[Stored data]
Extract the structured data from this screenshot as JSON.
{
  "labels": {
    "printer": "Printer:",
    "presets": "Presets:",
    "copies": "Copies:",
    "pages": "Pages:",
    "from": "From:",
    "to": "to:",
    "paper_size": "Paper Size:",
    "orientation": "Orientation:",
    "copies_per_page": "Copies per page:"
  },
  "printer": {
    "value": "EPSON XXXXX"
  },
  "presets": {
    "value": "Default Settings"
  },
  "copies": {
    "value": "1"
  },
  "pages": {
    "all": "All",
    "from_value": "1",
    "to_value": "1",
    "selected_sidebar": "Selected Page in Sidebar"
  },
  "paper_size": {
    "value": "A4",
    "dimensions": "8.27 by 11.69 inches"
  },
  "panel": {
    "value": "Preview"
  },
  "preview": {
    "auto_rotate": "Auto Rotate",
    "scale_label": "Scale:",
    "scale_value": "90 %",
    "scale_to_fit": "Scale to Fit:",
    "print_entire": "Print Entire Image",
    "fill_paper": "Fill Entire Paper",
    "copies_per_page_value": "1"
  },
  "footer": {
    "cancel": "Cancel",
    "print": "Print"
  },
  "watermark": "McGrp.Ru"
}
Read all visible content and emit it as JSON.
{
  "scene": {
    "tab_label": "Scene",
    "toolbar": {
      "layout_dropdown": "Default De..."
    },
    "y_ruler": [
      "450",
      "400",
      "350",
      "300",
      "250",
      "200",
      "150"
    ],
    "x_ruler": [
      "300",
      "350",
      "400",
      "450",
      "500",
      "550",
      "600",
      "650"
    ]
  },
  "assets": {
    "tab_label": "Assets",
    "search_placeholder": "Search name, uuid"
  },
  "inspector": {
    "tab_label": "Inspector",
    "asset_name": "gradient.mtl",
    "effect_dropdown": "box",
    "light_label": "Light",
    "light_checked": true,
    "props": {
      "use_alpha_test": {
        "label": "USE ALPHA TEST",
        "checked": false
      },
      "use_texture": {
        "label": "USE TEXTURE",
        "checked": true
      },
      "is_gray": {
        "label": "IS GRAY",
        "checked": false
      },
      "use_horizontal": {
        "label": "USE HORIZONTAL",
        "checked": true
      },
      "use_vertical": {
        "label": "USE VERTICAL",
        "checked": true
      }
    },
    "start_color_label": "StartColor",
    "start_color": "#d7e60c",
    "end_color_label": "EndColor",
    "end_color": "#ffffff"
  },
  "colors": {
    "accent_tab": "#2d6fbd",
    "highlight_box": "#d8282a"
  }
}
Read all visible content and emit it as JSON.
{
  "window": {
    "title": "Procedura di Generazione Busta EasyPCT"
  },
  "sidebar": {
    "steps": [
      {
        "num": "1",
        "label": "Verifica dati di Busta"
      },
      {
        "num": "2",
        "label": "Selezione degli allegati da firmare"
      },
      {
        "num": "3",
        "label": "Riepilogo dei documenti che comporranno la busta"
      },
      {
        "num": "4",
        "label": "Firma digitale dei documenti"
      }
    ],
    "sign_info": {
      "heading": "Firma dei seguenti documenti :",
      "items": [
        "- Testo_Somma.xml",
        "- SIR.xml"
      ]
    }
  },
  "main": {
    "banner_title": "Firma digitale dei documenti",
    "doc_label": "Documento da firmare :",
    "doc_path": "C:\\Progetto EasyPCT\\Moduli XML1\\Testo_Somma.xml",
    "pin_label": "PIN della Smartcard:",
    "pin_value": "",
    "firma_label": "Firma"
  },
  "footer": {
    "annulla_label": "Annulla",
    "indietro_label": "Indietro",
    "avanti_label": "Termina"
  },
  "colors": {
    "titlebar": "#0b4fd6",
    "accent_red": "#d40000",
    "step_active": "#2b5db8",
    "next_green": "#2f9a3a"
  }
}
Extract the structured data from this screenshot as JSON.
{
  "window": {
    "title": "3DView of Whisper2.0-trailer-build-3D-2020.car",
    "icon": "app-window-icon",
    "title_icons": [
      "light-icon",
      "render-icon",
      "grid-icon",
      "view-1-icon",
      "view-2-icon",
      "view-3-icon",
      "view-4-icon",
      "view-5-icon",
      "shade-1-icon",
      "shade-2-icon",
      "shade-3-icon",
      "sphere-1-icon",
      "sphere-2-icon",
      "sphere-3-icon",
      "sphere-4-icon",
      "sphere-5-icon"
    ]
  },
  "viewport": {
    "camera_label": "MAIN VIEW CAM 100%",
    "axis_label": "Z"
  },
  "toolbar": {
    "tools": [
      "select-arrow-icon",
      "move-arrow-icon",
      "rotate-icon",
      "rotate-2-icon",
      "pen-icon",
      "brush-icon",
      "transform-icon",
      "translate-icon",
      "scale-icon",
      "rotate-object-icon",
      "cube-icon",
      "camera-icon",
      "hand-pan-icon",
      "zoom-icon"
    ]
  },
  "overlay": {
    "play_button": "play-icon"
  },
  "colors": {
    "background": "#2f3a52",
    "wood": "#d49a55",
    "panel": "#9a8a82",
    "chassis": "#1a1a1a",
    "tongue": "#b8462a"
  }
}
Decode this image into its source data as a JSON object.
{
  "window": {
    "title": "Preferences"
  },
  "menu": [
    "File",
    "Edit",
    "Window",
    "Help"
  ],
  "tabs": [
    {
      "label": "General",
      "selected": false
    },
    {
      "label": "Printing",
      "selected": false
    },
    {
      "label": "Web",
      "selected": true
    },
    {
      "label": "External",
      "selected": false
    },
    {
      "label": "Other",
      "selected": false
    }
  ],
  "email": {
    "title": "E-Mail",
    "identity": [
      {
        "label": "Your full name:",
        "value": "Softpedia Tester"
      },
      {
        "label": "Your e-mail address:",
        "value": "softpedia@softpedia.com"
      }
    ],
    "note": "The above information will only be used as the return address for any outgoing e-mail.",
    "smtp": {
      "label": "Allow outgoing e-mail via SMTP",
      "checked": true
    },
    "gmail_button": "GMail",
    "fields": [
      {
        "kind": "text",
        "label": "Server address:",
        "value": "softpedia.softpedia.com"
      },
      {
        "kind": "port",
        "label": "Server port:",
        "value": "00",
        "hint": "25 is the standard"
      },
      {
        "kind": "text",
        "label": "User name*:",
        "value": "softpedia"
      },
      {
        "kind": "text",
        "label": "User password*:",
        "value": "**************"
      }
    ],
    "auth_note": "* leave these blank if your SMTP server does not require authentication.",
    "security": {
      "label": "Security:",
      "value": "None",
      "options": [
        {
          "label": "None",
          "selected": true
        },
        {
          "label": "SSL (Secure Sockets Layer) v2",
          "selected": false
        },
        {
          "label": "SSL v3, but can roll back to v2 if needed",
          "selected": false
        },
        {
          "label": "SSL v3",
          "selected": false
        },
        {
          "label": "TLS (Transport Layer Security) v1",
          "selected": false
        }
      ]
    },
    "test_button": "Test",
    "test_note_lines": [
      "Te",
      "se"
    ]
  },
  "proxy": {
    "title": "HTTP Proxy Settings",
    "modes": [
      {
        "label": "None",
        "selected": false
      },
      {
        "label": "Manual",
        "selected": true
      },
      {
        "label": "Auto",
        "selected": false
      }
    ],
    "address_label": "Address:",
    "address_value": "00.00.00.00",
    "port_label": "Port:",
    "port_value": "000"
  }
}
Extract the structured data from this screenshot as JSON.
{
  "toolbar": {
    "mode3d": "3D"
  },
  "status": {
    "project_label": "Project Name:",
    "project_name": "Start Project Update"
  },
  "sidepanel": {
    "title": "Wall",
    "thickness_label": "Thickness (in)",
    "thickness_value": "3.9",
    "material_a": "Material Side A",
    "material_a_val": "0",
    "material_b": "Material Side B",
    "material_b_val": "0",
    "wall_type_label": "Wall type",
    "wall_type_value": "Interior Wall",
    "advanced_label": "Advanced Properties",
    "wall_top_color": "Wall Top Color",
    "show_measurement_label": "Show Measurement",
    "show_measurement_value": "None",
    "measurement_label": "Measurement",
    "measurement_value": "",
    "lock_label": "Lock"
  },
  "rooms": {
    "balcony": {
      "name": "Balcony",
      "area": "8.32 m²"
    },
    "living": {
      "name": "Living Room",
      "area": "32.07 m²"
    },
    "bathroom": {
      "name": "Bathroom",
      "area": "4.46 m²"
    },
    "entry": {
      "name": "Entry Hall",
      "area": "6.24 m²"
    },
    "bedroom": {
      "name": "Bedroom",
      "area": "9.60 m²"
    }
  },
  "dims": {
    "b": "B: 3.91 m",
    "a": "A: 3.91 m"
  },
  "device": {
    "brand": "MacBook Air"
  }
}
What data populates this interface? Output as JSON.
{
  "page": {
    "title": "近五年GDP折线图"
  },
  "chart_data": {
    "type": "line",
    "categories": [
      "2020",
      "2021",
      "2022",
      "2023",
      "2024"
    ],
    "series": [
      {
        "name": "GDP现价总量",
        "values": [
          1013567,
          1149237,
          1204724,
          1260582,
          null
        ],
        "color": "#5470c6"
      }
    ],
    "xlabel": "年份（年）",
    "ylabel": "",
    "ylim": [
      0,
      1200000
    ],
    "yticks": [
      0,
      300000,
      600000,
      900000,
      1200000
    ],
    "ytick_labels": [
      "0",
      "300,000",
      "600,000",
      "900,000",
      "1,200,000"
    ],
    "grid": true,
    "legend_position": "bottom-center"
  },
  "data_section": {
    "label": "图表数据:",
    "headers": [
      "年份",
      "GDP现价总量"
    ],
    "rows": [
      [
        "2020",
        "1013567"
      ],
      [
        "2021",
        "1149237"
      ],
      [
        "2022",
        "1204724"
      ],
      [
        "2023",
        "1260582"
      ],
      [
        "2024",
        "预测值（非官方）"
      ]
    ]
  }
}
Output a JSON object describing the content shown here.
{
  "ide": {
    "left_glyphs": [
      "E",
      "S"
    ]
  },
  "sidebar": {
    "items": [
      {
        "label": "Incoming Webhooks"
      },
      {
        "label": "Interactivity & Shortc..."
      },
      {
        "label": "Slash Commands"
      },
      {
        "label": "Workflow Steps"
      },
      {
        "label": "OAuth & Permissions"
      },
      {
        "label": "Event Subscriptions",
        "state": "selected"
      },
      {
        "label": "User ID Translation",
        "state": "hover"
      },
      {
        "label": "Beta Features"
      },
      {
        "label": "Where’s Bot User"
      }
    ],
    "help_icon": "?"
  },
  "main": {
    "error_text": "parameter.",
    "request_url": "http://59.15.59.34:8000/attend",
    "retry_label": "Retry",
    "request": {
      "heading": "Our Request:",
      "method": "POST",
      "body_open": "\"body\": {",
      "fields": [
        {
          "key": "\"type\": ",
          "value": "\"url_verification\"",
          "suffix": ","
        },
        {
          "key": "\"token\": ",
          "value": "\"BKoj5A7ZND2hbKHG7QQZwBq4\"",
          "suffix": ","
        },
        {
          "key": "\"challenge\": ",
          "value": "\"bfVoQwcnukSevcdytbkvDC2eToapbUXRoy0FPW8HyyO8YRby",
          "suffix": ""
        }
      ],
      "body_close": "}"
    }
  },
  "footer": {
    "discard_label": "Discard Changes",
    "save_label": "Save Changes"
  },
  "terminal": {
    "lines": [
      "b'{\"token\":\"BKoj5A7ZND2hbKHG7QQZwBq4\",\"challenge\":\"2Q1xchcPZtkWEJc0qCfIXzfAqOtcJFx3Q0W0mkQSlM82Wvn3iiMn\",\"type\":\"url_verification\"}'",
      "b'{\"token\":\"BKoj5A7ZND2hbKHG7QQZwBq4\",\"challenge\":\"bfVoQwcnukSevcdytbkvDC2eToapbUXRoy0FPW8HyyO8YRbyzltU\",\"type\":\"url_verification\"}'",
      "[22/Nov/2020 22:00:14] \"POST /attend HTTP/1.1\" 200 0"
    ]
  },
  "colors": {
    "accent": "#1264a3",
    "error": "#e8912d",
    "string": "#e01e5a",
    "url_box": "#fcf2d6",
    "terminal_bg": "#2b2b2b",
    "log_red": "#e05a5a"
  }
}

Task details: Determine the number of lines in the entries above where the string "POST" appears. Answer with the number alone.

Complete output: 2